ÉNONCÉ ÉCRIT A | Combien de lignes des enregistrements contiennent la chaîne « boxes », en tenant compte de la casse ? Donnez seulement ce nombre.

Interview de M. Michel Rocard, sénateur PS, président de la commission du développement et de la coopération au Parlement européen, dans "Jeune Afrique" du 5 mai 1997, sur l'immigration clandestine, son opposition à la loi Debré et sa proposition de revenir au droit du sol ainsi que de refonder le droit des étrangers.

Prononcé le

Intervenant(s) : 
  • Michel Rocard - sénateur PS, président de la commission du développement et de la coopération au Parlement européen ;
  • Christian Casteran - Journaliste

Média : Jeune Afrique

Texte intégral

Jeune Afrique Économie : Pourquoi êtes-vous ainsi monté en première ligne contre la loi sur l’immigration ?

Michel Rocard : D’abord parce que je sois parlementaire, sénateur. Nous avions l’adopter ou à voter contre. Et puis parce que c’est un texte suffisamment important pour qu’on ne le laisse pas passer sans y regarder de près, pour éviter la casse. Et enfin parce que je suis antiraciste permanent et convaincu.

Jeune Afrique Économie : Vous faites un lien entre la loi Debré et votre combat contre le racisme ?

Michel Rocard : La loi Debré commet la faute énorme — il y en a plusieurs — de faire croire aux Français que s’il y a du chômage, c’est parce qu’il y a une immigration excessive. Ce qui est absolument faux. Cette loi a par ailleurs été présentée comme une loi contre l’immigration clandestine, ce qu’elle n’est pas. Ses dispositions les plus graves correspondent à une volonté de déstabiliser l’immigration régulière. Et ça, c’est terrible, parce que cela signifie pour des dizaines de milliers de familles ne pas pouvoir vivre normalement en gagnant leur vie, et que cela crée ainsi une situation malsaine dont, à la limite, les conséquences seront inverses à celles recherchées !

Jeune Afrique Économie : Beaucoup de Français croient en effet que si eux ou leurs proches connaissent le chômage, c’est parce que des étrangers prennent leurs emplois...

Michel Rocard : Il faut éradiquer cette croyance malsaine selon laquelle c’est la population immigrée qui crée le chômage chez les Français. Je rappelle d’abord que nous avons en France à peu près quatre millions d’étrangers, c’est-à-dire un chiffre comparable à celui que nous avions juste avant la guerre (la Seconde Guerre mondiale, NDLR). Il s’agissait alors essentiellement d’Italiens ou de Polonais. Quelques-uns sont repartis. La plupart sont devenus d’excellents Français. On en trouve dans nos institutions, au Parlement, à la direction de la CGT (Confédération générale du travail, proche du Parti communiste français), il y en a un qui est cardinal.

DONNÉES BRUTES |
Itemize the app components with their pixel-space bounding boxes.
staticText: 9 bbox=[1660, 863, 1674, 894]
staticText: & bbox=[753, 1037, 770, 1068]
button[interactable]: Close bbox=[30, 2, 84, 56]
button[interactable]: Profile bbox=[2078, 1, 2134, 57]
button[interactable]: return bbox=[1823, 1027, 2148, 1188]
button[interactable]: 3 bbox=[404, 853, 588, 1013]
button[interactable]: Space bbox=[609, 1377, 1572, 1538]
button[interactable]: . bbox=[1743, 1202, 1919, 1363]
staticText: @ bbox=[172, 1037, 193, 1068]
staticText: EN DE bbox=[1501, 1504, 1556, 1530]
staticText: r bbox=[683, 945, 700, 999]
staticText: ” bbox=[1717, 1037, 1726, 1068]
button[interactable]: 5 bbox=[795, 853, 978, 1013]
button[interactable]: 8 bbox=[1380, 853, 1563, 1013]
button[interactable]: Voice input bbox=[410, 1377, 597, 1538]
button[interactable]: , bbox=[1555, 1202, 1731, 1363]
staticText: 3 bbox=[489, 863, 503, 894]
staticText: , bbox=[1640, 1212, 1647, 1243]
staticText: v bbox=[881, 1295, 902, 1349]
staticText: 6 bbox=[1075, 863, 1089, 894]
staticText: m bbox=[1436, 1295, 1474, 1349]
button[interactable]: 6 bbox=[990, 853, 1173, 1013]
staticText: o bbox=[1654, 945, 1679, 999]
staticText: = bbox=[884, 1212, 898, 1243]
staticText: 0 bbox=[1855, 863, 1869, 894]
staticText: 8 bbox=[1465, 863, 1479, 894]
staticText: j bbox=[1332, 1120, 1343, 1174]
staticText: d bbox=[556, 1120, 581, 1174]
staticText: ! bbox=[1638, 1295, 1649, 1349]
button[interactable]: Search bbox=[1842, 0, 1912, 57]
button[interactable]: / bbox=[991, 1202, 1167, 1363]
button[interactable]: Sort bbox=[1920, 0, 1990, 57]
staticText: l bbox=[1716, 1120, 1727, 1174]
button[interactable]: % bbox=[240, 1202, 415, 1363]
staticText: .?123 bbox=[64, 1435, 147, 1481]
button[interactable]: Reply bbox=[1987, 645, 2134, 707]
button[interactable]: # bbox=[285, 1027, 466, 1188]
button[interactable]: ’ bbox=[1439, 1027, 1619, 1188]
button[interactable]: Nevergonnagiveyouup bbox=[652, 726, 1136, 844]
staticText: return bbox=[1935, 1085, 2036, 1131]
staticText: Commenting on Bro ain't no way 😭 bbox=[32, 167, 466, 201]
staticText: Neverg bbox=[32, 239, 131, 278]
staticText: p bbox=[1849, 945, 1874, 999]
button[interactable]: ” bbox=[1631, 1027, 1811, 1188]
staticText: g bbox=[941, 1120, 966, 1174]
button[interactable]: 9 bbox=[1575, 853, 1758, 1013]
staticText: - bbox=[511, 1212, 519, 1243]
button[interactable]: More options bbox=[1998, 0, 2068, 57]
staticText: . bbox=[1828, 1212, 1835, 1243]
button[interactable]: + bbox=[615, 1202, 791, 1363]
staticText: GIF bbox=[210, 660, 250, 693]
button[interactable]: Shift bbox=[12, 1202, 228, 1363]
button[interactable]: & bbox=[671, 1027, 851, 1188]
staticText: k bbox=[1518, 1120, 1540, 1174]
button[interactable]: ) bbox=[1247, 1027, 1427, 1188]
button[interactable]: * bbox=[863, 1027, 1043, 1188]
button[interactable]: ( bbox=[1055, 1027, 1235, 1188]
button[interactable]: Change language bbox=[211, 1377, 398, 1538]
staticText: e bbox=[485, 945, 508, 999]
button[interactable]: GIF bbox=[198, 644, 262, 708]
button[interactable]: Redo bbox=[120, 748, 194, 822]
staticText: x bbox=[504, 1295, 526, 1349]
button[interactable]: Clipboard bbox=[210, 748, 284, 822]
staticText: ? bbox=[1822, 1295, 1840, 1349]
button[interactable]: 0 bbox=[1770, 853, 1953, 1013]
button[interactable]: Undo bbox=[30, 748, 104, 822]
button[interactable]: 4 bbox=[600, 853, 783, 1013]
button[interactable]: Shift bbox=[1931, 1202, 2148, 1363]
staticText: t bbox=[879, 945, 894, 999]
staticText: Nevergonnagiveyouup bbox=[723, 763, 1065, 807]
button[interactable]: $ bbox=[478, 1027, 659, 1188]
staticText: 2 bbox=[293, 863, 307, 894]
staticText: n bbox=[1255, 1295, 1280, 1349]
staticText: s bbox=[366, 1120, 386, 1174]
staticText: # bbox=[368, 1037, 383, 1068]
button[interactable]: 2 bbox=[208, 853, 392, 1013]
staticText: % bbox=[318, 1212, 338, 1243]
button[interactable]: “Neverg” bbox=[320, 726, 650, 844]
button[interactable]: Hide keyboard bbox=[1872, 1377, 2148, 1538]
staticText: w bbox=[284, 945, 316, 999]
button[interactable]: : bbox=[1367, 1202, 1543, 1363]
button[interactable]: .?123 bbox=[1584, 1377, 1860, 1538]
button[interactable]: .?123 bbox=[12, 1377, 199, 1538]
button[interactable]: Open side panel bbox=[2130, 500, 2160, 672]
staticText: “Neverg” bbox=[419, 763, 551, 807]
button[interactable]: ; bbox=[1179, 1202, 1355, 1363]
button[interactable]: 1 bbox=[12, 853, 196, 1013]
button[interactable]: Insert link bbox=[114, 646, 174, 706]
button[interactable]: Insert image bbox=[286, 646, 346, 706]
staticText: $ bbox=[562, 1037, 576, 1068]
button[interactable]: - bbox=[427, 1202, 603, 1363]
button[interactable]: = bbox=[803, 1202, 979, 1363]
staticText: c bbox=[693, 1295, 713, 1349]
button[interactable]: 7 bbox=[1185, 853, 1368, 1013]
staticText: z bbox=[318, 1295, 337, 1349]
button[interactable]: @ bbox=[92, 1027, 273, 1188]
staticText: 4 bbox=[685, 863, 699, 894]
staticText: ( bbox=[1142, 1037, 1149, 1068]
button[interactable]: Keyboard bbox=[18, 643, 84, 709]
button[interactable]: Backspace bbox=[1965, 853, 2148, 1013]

...

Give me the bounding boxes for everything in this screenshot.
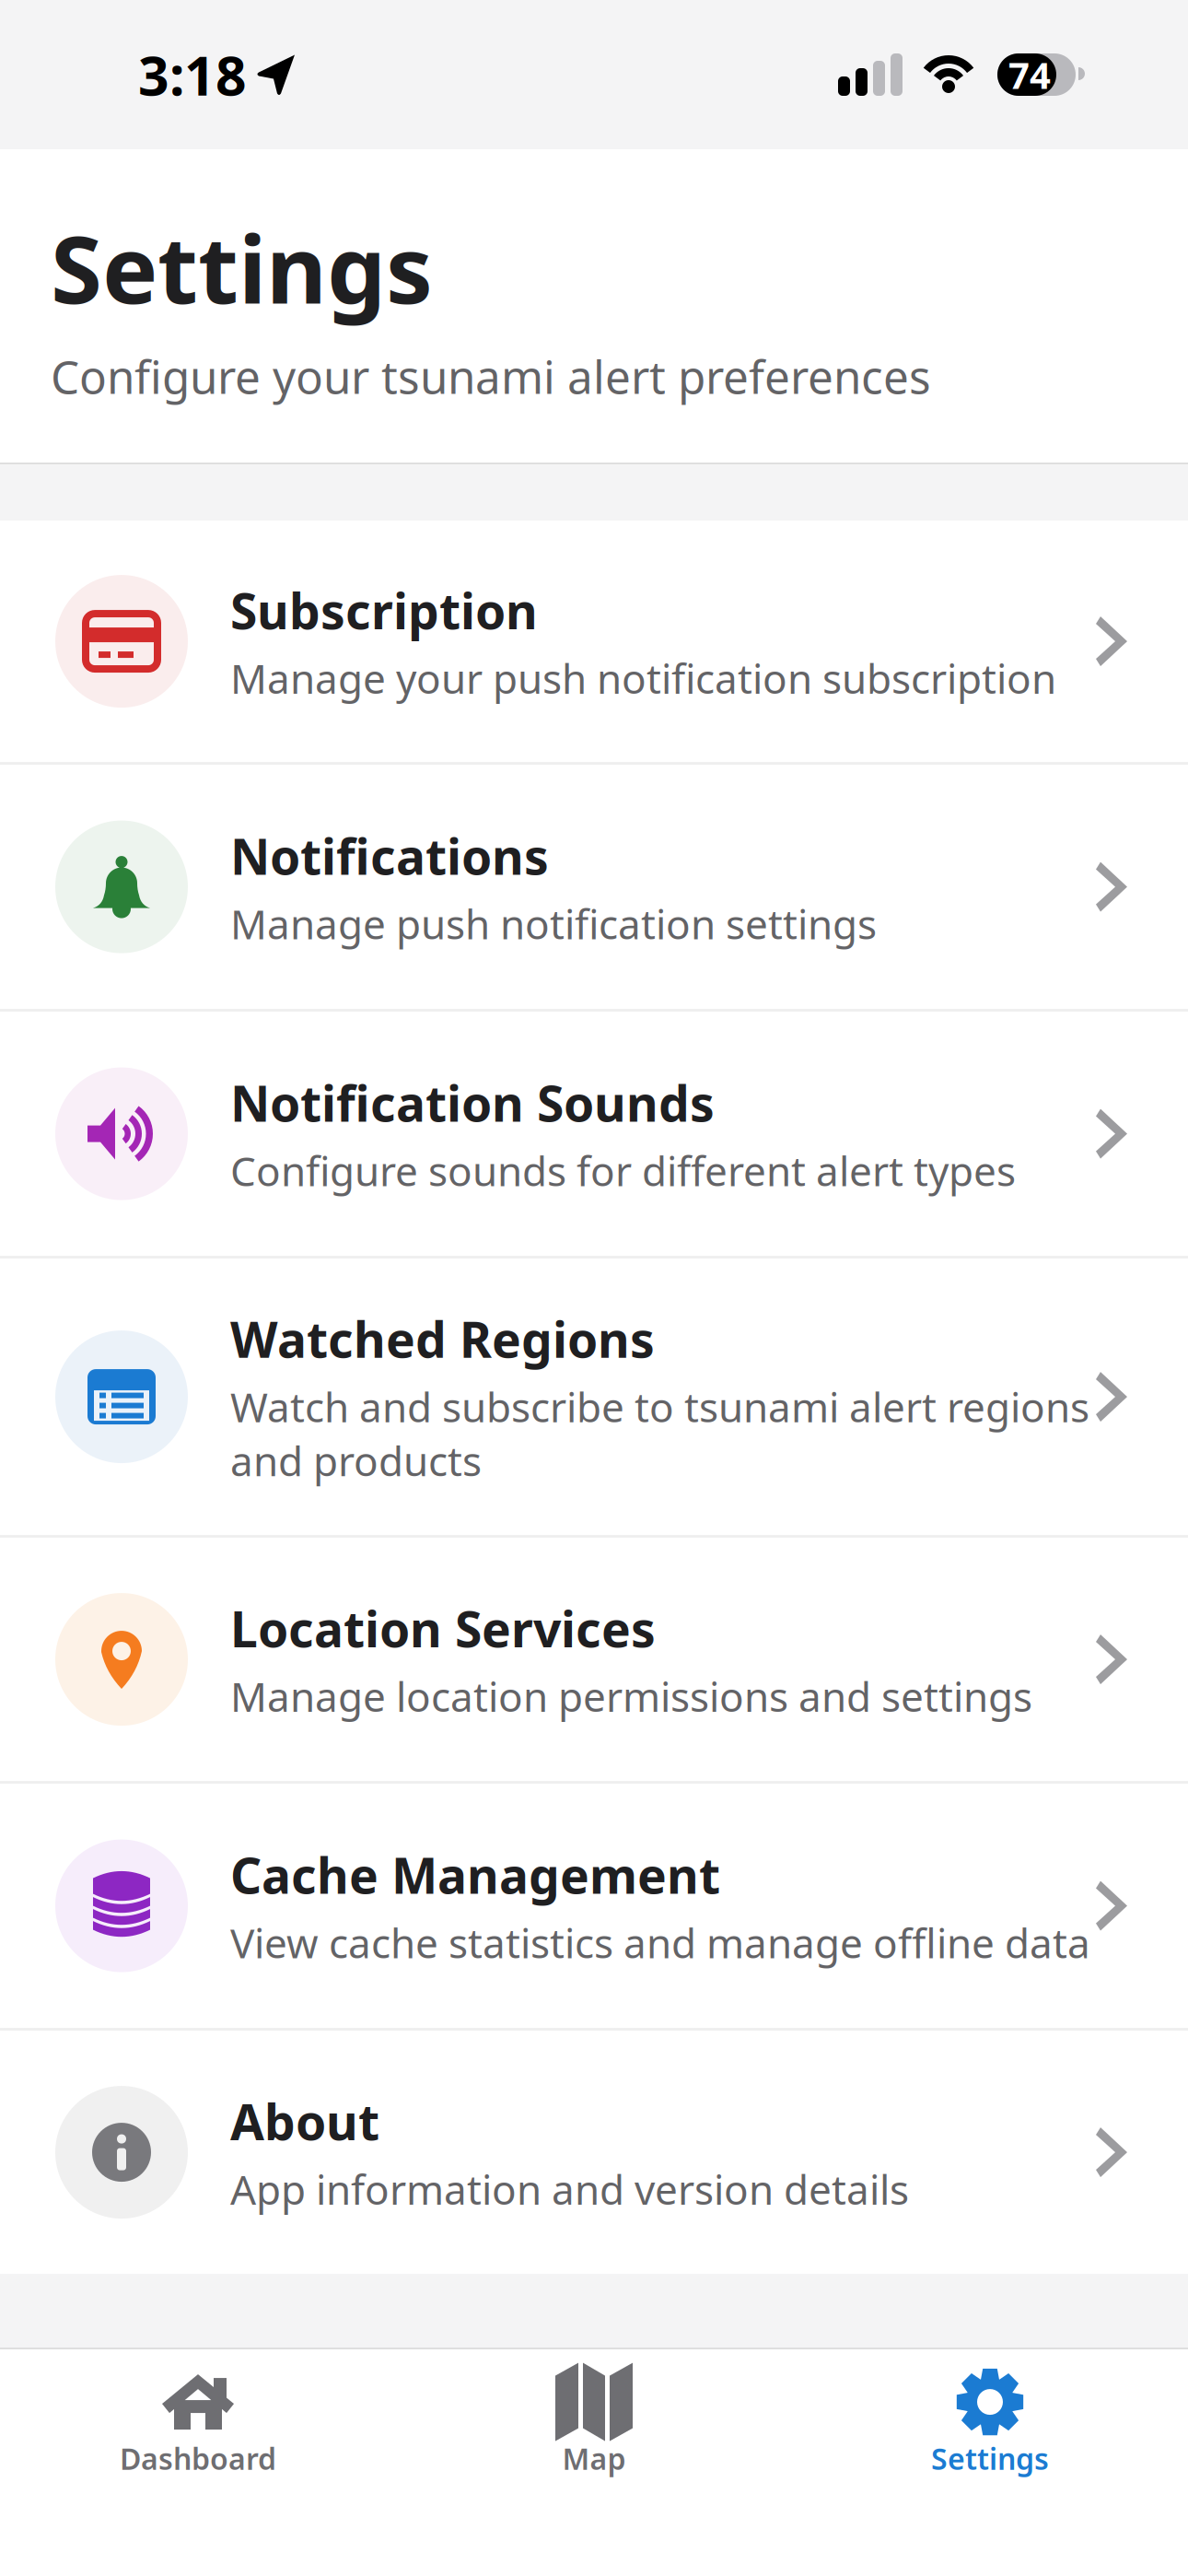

ÉNONCÉ ÉCRIT B | Relevez chaque sigle en lettres majuscules qui apparaît dans l'extrait, en ne citant chacun qu'une fois.

RÉSULTAT A | 2

RÉSULTAT B | PS, NDLR, CGT